### Data supplied

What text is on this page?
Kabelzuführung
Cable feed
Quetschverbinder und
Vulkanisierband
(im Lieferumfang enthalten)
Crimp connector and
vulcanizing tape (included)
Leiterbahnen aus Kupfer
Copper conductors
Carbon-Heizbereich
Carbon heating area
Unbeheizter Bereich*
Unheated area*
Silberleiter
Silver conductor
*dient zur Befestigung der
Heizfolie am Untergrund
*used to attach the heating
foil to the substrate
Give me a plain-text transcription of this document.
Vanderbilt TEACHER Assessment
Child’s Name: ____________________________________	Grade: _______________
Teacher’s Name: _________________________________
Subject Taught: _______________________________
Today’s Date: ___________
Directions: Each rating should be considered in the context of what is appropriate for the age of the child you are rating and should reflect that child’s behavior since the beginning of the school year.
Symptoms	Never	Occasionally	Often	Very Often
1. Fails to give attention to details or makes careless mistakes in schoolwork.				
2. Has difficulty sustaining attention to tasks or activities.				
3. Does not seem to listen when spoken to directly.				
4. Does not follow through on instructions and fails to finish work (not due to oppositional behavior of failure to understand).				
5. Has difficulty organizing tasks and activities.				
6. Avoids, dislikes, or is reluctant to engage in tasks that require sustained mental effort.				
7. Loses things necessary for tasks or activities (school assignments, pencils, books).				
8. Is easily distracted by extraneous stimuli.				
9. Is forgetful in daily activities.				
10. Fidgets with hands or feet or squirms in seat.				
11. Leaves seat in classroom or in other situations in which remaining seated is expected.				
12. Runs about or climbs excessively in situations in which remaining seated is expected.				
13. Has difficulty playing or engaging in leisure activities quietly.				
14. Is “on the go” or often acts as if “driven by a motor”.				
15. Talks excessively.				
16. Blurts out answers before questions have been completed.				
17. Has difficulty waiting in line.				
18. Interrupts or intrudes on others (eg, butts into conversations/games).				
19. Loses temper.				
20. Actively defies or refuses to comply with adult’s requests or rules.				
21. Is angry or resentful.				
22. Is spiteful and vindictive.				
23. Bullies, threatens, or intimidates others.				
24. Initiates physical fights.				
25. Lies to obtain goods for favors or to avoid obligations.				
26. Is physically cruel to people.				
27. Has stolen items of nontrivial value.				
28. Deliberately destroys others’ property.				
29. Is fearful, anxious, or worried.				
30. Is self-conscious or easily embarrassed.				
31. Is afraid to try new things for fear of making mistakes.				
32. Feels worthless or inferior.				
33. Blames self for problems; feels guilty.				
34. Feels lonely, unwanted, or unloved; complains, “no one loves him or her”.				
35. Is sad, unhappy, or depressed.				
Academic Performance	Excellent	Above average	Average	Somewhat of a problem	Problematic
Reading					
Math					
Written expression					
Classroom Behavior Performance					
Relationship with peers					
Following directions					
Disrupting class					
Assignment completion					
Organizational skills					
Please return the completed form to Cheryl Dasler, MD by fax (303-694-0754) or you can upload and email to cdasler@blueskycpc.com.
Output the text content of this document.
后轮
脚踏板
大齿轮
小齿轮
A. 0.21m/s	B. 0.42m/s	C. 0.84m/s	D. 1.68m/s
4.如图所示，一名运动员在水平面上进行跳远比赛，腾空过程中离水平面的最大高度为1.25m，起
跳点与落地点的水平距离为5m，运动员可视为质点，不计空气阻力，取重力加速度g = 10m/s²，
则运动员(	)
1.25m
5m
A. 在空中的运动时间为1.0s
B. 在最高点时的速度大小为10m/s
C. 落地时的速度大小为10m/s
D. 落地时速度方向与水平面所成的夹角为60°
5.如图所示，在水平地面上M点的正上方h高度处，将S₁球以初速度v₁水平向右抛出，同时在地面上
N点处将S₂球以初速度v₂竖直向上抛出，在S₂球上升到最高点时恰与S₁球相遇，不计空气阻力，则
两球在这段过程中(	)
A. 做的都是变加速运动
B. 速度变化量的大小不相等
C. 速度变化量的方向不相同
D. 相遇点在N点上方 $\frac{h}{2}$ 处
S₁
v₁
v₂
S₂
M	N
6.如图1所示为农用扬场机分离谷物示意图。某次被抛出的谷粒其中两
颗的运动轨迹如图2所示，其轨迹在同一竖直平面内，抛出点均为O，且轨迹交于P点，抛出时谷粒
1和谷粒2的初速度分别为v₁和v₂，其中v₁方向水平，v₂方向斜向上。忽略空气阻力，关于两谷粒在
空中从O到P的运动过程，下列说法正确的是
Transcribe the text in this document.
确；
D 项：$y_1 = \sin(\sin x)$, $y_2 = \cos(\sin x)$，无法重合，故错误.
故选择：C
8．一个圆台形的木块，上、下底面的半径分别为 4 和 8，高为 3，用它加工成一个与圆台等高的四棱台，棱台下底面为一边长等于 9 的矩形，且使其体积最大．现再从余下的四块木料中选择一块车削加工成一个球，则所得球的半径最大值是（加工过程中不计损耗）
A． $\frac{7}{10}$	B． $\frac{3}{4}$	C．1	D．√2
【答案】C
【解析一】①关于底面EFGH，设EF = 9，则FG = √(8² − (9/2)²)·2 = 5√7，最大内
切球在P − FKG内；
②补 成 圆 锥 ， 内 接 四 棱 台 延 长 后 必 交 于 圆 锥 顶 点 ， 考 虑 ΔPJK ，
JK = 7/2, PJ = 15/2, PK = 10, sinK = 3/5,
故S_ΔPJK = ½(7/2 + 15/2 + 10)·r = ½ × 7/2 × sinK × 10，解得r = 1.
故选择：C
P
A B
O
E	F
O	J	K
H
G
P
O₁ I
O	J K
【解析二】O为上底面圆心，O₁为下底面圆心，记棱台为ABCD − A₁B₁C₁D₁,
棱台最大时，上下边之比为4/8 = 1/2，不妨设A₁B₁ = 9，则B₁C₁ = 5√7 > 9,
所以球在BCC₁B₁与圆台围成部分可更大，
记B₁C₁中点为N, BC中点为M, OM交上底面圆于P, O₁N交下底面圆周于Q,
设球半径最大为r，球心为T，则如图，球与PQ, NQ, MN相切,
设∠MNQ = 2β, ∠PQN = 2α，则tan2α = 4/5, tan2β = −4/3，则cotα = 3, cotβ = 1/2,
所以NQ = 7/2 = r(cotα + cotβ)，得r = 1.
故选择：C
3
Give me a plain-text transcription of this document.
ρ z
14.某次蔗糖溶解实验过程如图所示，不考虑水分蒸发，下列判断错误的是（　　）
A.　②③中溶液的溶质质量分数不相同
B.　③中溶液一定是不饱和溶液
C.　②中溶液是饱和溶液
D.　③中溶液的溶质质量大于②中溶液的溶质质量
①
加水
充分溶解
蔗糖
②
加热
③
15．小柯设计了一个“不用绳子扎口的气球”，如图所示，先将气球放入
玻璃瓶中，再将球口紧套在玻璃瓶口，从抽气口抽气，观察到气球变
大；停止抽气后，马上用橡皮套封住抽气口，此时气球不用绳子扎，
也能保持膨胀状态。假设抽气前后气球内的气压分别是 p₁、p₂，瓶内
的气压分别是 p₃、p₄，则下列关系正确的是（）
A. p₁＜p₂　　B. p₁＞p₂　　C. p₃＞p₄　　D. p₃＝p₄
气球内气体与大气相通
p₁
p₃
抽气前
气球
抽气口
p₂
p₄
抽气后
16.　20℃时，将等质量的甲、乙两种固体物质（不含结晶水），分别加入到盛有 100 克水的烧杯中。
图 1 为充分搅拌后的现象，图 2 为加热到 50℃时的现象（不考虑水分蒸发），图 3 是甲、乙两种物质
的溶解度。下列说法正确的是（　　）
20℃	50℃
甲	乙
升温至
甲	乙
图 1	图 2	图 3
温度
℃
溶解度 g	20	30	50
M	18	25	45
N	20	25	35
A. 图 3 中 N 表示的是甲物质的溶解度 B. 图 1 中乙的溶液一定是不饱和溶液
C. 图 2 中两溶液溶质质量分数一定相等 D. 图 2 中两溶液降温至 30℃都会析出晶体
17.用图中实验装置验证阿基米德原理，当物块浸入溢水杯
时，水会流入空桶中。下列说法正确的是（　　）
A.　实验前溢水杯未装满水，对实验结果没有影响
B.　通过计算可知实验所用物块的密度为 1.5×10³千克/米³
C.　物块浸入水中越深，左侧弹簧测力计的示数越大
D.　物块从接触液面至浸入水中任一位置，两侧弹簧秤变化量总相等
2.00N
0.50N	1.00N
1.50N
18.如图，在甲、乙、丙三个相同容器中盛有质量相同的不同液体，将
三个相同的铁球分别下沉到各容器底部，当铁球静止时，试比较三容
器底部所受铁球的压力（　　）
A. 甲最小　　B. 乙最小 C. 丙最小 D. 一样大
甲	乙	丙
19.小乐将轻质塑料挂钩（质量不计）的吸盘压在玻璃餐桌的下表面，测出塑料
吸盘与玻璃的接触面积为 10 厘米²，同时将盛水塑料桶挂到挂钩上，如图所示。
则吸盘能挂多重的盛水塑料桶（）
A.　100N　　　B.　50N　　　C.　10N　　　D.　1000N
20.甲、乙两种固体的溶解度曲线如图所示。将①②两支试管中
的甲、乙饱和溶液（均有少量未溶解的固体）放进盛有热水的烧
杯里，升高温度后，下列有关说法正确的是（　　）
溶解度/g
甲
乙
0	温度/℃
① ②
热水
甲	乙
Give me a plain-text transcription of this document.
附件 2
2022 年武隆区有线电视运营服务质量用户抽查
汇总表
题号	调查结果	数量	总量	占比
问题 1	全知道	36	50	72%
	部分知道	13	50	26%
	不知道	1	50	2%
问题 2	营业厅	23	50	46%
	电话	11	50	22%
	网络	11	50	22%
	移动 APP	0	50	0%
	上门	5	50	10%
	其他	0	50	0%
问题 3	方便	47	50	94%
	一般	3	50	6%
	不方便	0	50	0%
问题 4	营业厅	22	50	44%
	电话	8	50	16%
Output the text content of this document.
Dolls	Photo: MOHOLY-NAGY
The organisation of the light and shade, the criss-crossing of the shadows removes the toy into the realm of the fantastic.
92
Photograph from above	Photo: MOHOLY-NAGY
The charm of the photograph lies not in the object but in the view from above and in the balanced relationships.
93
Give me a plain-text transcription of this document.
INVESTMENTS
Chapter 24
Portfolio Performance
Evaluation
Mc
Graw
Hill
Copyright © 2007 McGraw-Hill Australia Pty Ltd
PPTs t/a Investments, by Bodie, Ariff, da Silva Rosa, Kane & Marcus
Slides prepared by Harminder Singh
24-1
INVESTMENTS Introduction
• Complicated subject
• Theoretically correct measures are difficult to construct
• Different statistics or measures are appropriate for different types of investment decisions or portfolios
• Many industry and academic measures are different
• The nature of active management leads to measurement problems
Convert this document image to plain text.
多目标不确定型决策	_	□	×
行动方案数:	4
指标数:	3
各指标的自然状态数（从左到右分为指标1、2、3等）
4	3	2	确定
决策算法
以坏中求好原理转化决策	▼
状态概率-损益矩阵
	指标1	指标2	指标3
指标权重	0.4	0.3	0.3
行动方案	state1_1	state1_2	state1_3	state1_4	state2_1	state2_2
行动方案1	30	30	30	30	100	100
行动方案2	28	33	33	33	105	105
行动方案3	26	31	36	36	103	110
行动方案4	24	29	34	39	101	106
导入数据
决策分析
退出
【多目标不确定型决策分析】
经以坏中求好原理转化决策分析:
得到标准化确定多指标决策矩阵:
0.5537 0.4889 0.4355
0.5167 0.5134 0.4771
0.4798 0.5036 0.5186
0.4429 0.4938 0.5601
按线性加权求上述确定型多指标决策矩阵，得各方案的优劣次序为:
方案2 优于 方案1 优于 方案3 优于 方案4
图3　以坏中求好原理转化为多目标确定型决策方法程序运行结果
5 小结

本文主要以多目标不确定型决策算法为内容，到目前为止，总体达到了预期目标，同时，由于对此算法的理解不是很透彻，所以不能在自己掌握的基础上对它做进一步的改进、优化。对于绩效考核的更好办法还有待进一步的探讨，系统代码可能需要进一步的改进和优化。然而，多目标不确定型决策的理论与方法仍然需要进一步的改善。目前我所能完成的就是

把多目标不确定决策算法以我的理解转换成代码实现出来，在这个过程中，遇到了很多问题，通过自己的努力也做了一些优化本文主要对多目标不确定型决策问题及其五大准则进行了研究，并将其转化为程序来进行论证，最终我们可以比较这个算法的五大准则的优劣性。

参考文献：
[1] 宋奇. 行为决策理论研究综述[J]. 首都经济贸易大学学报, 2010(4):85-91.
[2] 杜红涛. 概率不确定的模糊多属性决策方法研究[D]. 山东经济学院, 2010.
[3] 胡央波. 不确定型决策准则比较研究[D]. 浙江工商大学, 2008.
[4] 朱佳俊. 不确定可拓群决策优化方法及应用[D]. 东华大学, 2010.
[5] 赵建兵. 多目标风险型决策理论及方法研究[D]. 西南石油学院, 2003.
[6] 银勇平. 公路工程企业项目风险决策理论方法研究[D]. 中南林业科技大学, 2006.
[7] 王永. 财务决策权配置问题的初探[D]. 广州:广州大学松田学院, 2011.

######

- What the task requires
Give only the number of lines in the material above that hold the word "situations".

- Solution to this problem
2